= Problem statement =
A single number is the answer here: how many lines of the entries contain "area"?

= Supplied material =

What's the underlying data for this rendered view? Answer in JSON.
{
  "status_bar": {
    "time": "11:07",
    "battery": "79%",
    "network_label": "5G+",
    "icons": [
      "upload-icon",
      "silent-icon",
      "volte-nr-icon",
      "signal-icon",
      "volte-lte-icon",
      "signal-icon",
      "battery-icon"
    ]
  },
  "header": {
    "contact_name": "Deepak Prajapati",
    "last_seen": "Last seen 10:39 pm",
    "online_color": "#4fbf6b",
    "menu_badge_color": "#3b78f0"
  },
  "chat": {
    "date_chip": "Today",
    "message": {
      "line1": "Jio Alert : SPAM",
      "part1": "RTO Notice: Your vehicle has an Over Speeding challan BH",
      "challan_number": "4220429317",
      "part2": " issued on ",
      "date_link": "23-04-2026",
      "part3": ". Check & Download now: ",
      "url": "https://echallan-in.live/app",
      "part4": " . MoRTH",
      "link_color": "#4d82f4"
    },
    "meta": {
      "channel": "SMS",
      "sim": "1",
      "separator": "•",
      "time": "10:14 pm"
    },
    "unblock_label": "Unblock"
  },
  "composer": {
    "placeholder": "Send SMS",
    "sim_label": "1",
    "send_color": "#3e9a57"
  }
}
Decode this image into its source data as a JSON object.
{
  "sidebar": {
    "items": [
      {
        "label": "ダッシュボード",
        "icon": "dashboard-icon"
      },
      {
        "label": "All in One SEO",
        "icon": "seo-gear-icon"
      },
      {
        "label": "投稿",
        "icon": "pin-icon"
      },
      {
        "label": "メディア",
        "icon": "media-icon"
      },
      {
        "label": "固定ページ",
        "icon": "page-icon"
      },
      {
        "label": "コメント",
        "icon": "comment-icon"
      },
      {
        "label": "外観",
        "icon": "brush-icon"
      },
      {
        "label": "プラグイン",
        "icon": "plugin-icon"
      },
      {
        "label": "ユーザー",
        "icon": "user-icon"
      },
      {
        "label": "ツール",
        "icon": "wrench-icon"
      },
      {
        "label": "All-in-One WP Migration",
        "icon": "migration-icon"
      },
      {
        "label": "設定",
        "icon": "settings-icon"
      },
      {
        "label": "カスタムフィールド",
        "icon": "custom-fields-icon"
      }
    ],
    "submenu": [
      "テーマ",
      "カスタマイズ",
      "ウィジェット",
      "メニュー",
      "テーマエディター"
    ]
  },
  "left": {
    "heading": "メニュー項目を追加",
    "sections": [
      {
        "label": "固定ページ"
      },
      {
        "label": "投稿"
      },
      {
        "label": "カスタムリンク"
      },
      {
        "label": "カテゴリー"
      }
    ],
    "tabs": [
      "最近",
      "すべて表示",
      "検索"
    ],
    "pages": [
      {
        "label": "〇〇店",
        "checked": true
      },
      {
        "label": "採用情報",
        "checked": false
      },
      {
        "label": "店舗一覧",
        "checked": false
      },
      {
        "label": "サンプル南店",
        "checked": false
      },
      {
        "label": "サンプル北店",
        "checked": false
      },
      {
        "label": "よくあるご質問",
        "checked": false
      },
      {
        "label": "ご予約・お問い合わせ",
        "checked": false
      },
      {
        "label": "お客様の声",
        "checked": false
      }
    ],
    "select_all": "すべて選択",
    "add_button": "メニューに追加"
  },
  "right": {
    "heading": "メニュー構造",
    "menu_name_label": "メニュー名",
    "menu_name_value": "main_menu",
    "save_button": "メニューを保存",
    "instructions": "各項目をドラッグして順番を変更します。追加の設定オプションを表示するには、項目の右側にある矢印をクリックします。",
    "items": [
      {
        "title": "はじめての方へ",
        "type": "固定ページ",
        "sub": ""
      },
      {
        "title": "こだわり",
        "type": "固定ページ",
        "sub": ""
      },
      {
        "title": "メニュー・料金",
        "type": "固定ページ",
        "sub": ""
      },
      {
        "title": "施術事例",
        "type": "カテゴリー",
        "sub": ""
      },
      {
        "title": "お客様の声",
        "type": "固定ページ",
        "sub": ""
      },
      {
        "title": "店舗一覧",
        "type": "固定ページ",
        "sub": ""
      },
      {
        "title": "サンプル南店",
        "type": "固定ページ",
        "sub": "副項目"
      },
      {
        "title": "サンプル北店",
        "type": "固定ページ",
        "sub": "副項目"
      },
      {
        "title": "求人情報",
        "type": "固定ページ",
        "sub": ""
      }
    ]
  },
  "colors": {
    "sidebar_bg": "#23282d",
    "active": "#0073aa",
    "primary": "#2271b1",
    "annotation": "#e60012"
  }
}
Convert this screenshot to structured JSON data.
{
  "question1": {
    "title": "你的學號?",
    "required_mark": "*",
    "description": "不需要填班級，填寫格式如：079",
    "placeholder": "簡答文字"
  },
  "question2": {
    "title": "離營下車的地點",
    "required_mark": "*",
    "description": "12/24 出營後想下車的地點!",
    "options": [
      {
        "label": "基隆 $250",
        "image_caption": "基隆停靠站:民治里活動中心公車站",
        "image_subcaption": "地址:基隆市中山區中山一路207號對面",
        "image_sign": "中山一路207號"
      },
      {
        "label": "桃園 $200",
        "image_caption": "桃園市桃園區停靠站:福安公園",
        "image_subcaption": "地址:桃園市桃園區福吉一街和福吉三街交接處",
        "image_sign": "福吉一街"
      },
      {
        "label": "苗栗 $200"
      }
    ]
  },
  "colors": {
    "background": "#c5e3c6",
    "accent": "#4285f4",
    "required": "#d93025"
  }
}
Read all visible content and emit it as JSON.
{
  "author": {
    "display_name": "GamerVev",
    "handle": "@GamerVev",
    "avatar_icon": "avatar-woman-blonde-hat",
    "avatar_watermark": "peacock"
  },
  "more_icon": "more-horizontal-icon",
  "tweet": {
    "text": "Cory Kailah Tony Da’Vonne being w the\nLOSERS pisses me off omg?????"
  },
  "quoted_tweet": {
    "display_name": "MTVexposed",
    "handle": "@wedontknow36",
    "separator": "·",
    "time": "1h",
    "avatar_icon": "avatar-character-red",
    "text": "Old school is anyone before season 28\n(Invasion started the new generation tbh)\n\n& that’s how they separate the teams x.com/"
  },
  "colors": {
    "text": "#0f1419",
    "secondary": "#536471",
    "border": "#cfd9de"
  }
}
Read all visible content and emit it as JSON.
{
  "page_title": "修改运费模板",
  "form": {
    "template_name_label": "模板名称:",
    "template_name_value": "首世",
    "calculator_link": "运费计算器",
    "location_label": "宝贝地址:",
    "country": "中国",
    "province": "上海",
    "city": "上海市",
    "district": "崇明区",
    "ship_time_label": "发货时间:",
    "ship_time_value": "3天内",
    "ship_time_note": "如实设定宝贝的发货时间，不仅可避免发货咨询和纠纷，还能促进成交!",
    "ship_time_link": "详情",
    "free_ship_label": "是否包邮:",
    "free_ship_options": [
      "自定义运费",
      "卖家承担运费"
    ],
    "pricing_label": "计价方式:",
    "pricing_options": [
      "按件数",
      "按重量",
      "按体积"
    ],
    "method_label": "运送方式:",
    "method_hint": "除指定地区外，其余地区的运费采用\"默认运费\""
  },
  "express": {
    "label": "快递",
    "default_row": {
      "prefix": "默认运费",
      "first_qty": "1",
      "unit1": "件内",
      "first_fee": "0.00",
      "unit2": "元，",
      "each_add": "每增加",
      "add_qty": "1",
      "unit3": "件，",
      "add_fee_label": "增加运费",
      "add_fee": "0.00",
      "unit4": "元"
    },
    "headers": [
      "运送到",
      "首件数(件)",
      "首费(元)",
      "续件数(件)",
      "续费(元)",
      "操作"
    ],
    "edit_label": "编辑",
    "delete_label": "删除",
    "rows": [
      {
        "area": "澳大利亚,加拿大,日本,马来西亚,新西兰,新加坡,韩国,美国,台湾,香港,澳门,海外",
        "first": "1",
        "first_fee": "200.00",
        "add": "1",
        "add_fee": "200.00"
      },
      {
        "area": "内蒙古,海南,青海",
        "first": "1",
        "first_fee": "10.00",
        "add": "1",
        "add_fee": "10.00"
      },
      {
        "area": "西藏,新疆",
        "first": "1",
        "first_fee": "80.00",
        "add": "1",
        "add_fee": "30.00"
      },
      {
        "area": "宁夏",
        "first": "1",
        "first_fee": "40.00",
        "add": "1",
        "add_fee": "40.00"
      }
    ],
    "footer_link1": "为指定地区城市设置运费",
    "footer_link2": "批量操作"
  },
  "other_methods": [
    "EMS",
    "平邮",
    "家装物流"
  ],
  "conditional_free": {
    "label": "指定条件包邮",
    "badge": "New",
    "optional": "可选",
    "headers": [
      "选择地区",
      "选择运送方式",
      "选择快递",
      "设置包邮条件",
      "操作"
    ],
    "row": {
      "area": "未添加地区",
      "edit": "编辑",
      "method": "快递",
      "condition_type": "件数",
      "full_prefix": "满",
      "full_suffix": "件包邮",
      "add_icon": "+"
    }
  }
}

= Response to the task =
5